begin GIVEN RECORDS
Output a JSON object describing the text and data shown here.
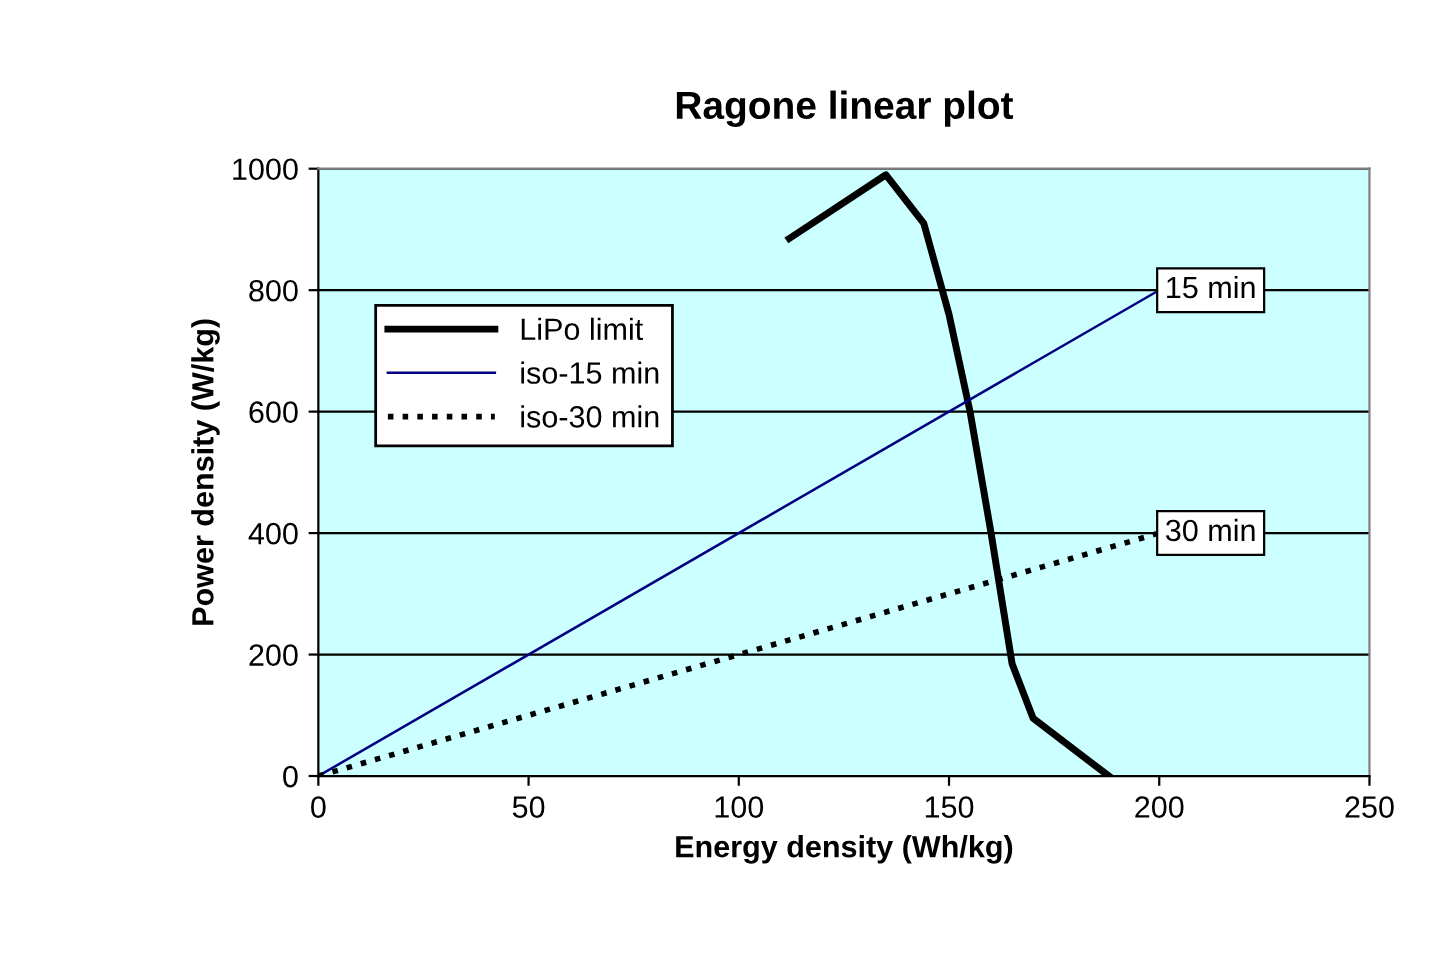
{
  "chart_data": {
    "type": "line",
    "title": "Ragone linear plot",
    "xlabel": "Energy density (Wh/kg)",
    "ylabel": "Power density (W/kg)",
    "xlim": [
      0,
      250
    ],
    "ylim": [
      0,
      1000
    ],
    "xticks": [
      0,
      50,
      100,
      150,
      200,
      250
    ],
    "yticks": [
      0,
      200,
      400,
      600,
      800,
      1000
    ],
    "grid": "y",
    "legend": "top left",
    "series": [
      {
        "name": "LiPo limit",
        "color": "#000000",
        "line_style": "solid",
        "x": [
          112,
          135,
          144,
          150,
          155,
          160,
          165,
          170,
          188
        ],
        "values": [
          885,
          990,
          910,
          760,
          600,
          400,
          185,
          95,
          0
        ]
      },
      {
        "name": "iso-15 min",
        "color": "#000080",
        "line_style": "solid",
        "x": [
          0,
          200
        ],
        "values": [
          0,
          800
        ]
      },
      {
        "name": "iso-30 min",
        "color": "#000000",
        "line_style": "dotted",
        "x": [
          0,
          200
        ],
        "values": [
          0,
          400
        ]
      }
    ],
    "annotations": [
      {
        "text": "15 min",
        "x": 200,
        "y": 800
      },
      {
        "text": "30 min",
        "x": 200,
        "y": 400
      }
    ]
  }
}
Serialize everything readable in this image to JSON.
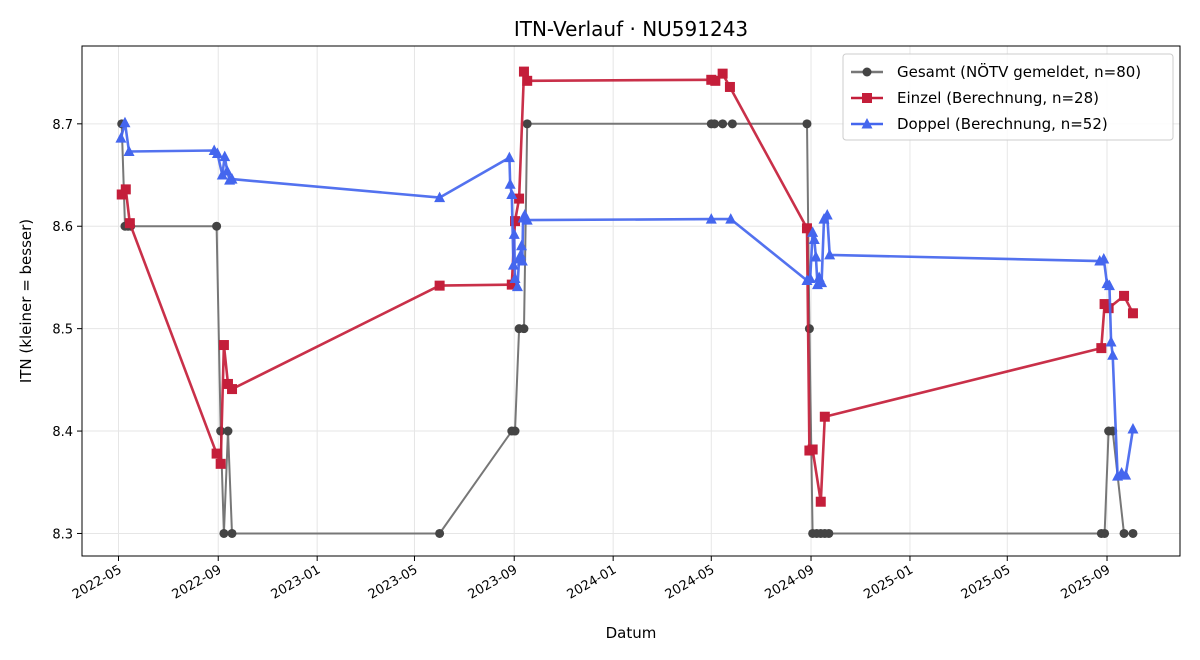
{
  "chart_data": {
    "type": "line",
    "title": "ITN-Verlauf · NU591243",
    "xlabel": "Datum",
    "ylabel": "ITN  (kleiner = besser)",
    "xlim": [
      "2022-03-17",
      "2025-11-30"
    ],
    "ylim": [
      8.278,
      8.776
    ],
    "x_ticks": [
      "2022-05",
      "2022-09",
      "2023-01",
      "2023-05",
      "2023-09",
      "2024-01",
      "2024-05",
      "2024-09",
      "2025-01",
      "2025-05",
      "2025-09"
    ],
    "y_ticks": [
      8.3,
      8.4,
      8.5,
      8.6,
      8.7
    ],
    "grid": true,
    "legend_position": "top-right",
    "series": [
      {
        "name": "Gesamt (NÖTV gemeldet, n=80)",
        "color": "#555555",
        "marker": "circle",
        "points": [
          [
            "2022-05-05",
            8.7
          ],
          [
            "2022-05-09",
            8.6
          ],
          [
            "2022-05-13",
            8.6
          ],
          [
            "2022-05-16",
            8.6
          ],
          [
            "2022-08-30",
            8.6
          ],
          [
            "2022-09-04",
            8.4
          ],
          [
            "2022-09-08",
            8.3
          ],
          [
            "2022-09-13",
            8.4
          ],
          [
            "2022-09-18",
            8.3
          ],
          [
            "2023-06-01",
            8.3
          ],
          [
            "2023-08-29",
            8.4
          ],
          [
            "2023-09-02",
            8.4
          ],
          [
            "2023-09-07",
            8.5
          ],
          [
            "2023-09-13",
            8.5
          ],
          [
            "2023-09-17",
            8.7
          ],
          [
            "2024-05-01",
            8.7
          ],
          [
            "2024-05-05",
            8.7
          ],
          [
            "2024-05-15",
            8.7
          ],
          [
            "2024-05-27",
            8.7
          ],
          [
            "2024-08-27",
            8.7
          ],
          [
            "2024-08-30",
            8.5
          ],
          [
            "2024-09-03",
            8.3
          ],
          [
            "2024-09-08",
            8.3
          ],
          [
            "2024-09-13",
            8.3
          ],
          [
            "2024-09-18",
            8.3
          ],
          [
            "2024-09-23",
            8.3
          ],
          [
            "2025-08-25",
            8.3
          ],
          [
            "2025-08-29",
            8.3
          ],
          [
            "2025-09-03",
            8.4
          ],
          [
            "2025-09-08",
            8.4
          ],
          [
            "2025-09-22",
            8.3
          ],
          [
            "2025-10-03",
            8.3
          ]
        ]
      },
      {
        "name": "Einzel (Berechnung, n=28)",
        "color": "#c41e3a",
        "marker": "square",
        "points": [
          [
            "2022-05-05",
            8.631
          ],
          [
            "2022-05-10",
            8.636
          ],
          [
            "2022-05-15",
            8.603
          ],
          [
            "2022-08-30",
            8.378
          ],
          [
            "2022-09-04",
            8.368
          ],
          [
            "2022-09-08",
            8.484
          ],
          [
            "2022-09-13",
            8.446
          ],
          [
            "2022-09-18",
            8.441
          ],
          [
            "2023-06-01",
            8.542
          ],
          [
            "2023-08-29",
            8.543
          ],
          [
            "2023-09-02",
            8.605
          ],
          [
            "2023-09-07",
            8.627
          ],
          [
            "2023-09-13",
            8.751
          ],
          [
            "2023-09-17",
            8.742
          ],
          [
            "2024-05-01",
            8.743
          ],
          [
            "2024-05-06",
            8.742
          ],
          [
            "2024-05-15",
            8.749
          ],
          [
            "2024-05-24",
            8.736
          ],
          [
            "2024-08-27",
            8.598
          ],
          [
            "2024-08-30",
            8.381
          ],
          [
            "2024-09-03",
            8.382
          ],
          [
            "2024-09-13",
            8.331
          ],
          [
            "2024-09-18",
            8.414
          ],
          [
            "2025-08-25",
            8.481
          ],
          [
            "2025-08-29",
            8.524
          ],
          [
            "2025-09-03",
            8.52
          ],
          [
            "2025-09-22",
            8.532
          ],
          [
            "2025-10-03",
            8.515
          ]
        ]
      },
      {
        "name": "Doppel (Berechnung, n=52)",
        "color": "#4466ee",
        "marker": "triangle",
        "points": [
          [
            "2022-05-04",
            8.686
          ],
          [
            "2022-05-09",
            8.701
          ],
          [
            "2022-05-14",
            8.673
          ],
          [
            "2022-08-27",
            8.674
          ],
          [
            "2022-08-31",
            8.671
          ],
          [
            "2022-09-06",
            8.65
          ],
          [
            "2022-09-09",
            8.668
          ],
          [
            "2022-09-12",
            8.654
          ],
          [
            "2022-09-15",
            8.645
          ],
          [
            "2022-09-18",
            8.646
          ],
          [
            "2023-06-01",
            8.628
          ],
          [
            "2023-08-26",
            8.667
          ],
          [
            "2023-08-27",
            8.641
          ],
          [
            "2023-08-29",
            8.631
          ],
          [
            "2023-08-31",
            8.562
          ],
          [
            "2023-09-01",
            8.592
          ],
          [
            "2023-09-02",
            8.549
          ],
          [
            "2023-09-05",
            8.541
          ],
          [
            "2023-09-07",
            8.568
          ],
          [
            "2023-09-09",
            8.572
          ],
          [
            "2023-09-10",
            8.581
          ],
          [
            "2023-09-11",
            8.566
          ],
          [
            "2023-09-12",
            8.608
          ],
          [
            "2023-09-14",
            8.611
          ],
          [
            "2023-09-17",
            8.606
          ],
          [
            "2024-05-01",
            8.607
          ],
          [
            "2024-05-25",
            8.607
          ],
          [
            "2024-08-27",
            8.547
          ],
          [
            "2024-08-31",
            8.549
          ],
          [
            "2024-09-03",
            8.594
          ],
          [
            "2024-09-05",
            8.587
          ],
          [
            "2024-09-07",
            8.57
          ],
          [
            "2024-09-09",
            8.543
          ],
          [
            "2024-09-11",
            8.55
          ],
          [
            "2024-09-14",
            8.545
          ],
          [
            "2024-09-17",
            8.607
          ],
          [
            "2024-09-21",
            8.611
          ],
          [
            "2024-09-24",
            8.572
          ],
          [
            "2025-08-23",
            8.566
          ],
          [
            "2025-08-28",
            8.568
          ],
          [
            "2025-09-01",
            8.544
          ],
          [
            "2025-09-04",
            8.542
          ],
          [
            "2025-09-06",
            8.487
          ],
          [
            "2025-09-08",
            8.474
          ],
          [
            "2025-09-14",
            8.356
          ],
          [
            "2025-09-19",
            8.359
          ],
          [
            "2025-09-24",
            8.357
          ],
          [
            "2025-10-03",
            8.402
          ]
        ]
      }
    ]
  }
}
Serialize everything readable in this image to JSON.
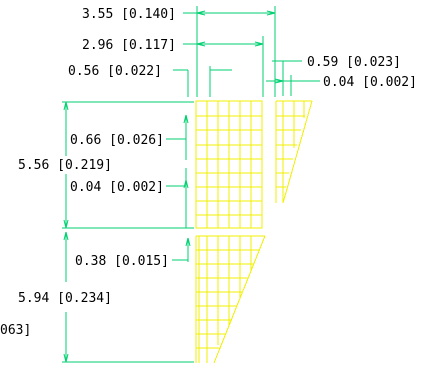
{
  "colors": {
    "dimension_line": "#00d070",
    "part_outline": "#f0f000",
    "text": "#000000",
    "background": "#ffffff"
  },
  "dimensions": {
    "overall_width": "3.55 [0.140]",
    "inner_width": "2.96 [0.117]",
    "left_offset": "0.56 [0.022]",
    "side_gap": "0.59 [0.023]",
    "side_thin": "0.04 [0.002]",
    "cell_pitch": "0.66 [0.026]",
    "upper_height": "5.56 [0.219]",
    "cell_gap": "0.04 [0.002]",
    "lower_offset": "0.38 [0.015]",
    "lower_height": "5.94 [0.234]",
    "clipped_left": "063]"
  }
}
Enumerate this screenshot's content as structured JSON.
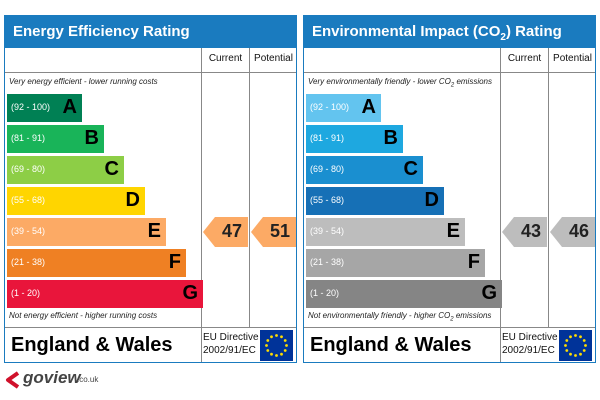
{
  "energy": {
    "title": "Energy Efficiency Rating",
    "col_current": "Current",
    "col_potential": "Potential",
    "top_note": "Very energy efficient - lower running costs",
    "bottom_note": "Not energy efficient - higher running costs",
    "bands": [
      {
        "range": "(92 - 100)",
        "letter": "A",
        "color": "#008054"
      },
      {
        "range": "(81 - 91)",
        "letter": "B",
        "color": "#19b459"
      },
      {
        "range": "(69 - 80)",
        "letter": "C",
        "color": "#8dce46"
      },
      {
        "range": "(55 - 68)",
        "letter": "D",
        "color": "#ffd500"
      },
      {
        "range": "(39 - 54)",
        "letter": "E",
        "color": "#fcaa65"
      },
      {
        "range": "(21 - 38)",
        "letter": "F",
        "color": "#ef8023"
      },
      {
        "range": "(1 - 20)",
        "letter": "G",
        "color": "#e9153b"
      }
    ],
    "current": "47",
    "current_band": 4,
    "current_color": "#fcaa65",
    "potential": "51",
    "potential_band": 4,
    "potential_color": "#fcaa65",
    "country": "England & Wales",
    "directive_line1": "EU Directive",
    "directive_line2": "2002/91/EC"
  },
  "environment": {
    "title_pre": "Environmental Impact (CO",
    "title_sub": "2",
    "title_post": ") Rating",
    "col_current": "Current",
    "col_potential": "Potential",
    "top_note_pre": "Very environmentally friendly - lower CO",
    "top_note_sub": "2",
    "top_note_post": " emissions",
    "bottom_note_pre": "Not environmentally friendly - higher CO",
    "bottom_note_sub": "2",
    "bottom_note_post": " emissions",
    "bands": [
      {
        "range": "(92 - 100)",
        "letter": "A",
        "color": "#63c4ef"
      },
      {
        "range": "(81 - 91)",
        "letter": "B",
        "color": "#1ea8e0"
      },
      {
        "range": "(69 - 80)",
        "letter": "C",
        "color": "#1a8fd0"
      },
      {
        "range": "(55 - 68)",
        "letter": "D",
        "color": "#1670b6"
      },
      {
        "range": "(39 - 54)",
        "letter": "E",
        "color": "#bdbdbd"
      },
      {
        "range": "(21 - 38)",
        "letter": "F",
        "color": "#a6a6a6"
      },
      {
        "range": "(1 - 20)",
        "letter": "G",
        "color": "#858585"
      }
    ],
    "current": "43",
    "current_band": 4,
    "current_color": "#bdbdbd",
    "potential": "46",
    "potential_band": 4,
    "potential_color": "#bdbdbd",
    "country": "England & Wales",
    "directive_line1": "EU Directive",
    "directive_line2": "2002/91/EC"
  },
  "logo": {
    "brand": "goview",
    "tld": ".co.uk",
    "icon": "goview-logo-icon",
    "color": "#d0112b"
  },
  "eu_flag": {
    "icon": "eu-flag-icon",
    "background": "#003399",
    "stars": "#ffdd00"
  }
}
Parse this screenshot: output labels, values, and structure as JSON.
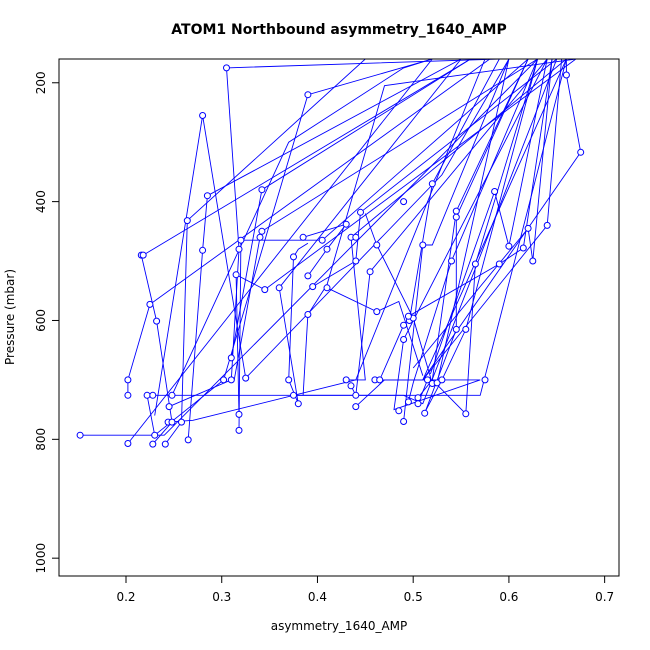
end GIVEN RECORDS
» REQUIRED WORK: In how many lines of the data does the string "running" appear? Give only the number.

» THE OUTPUT: 2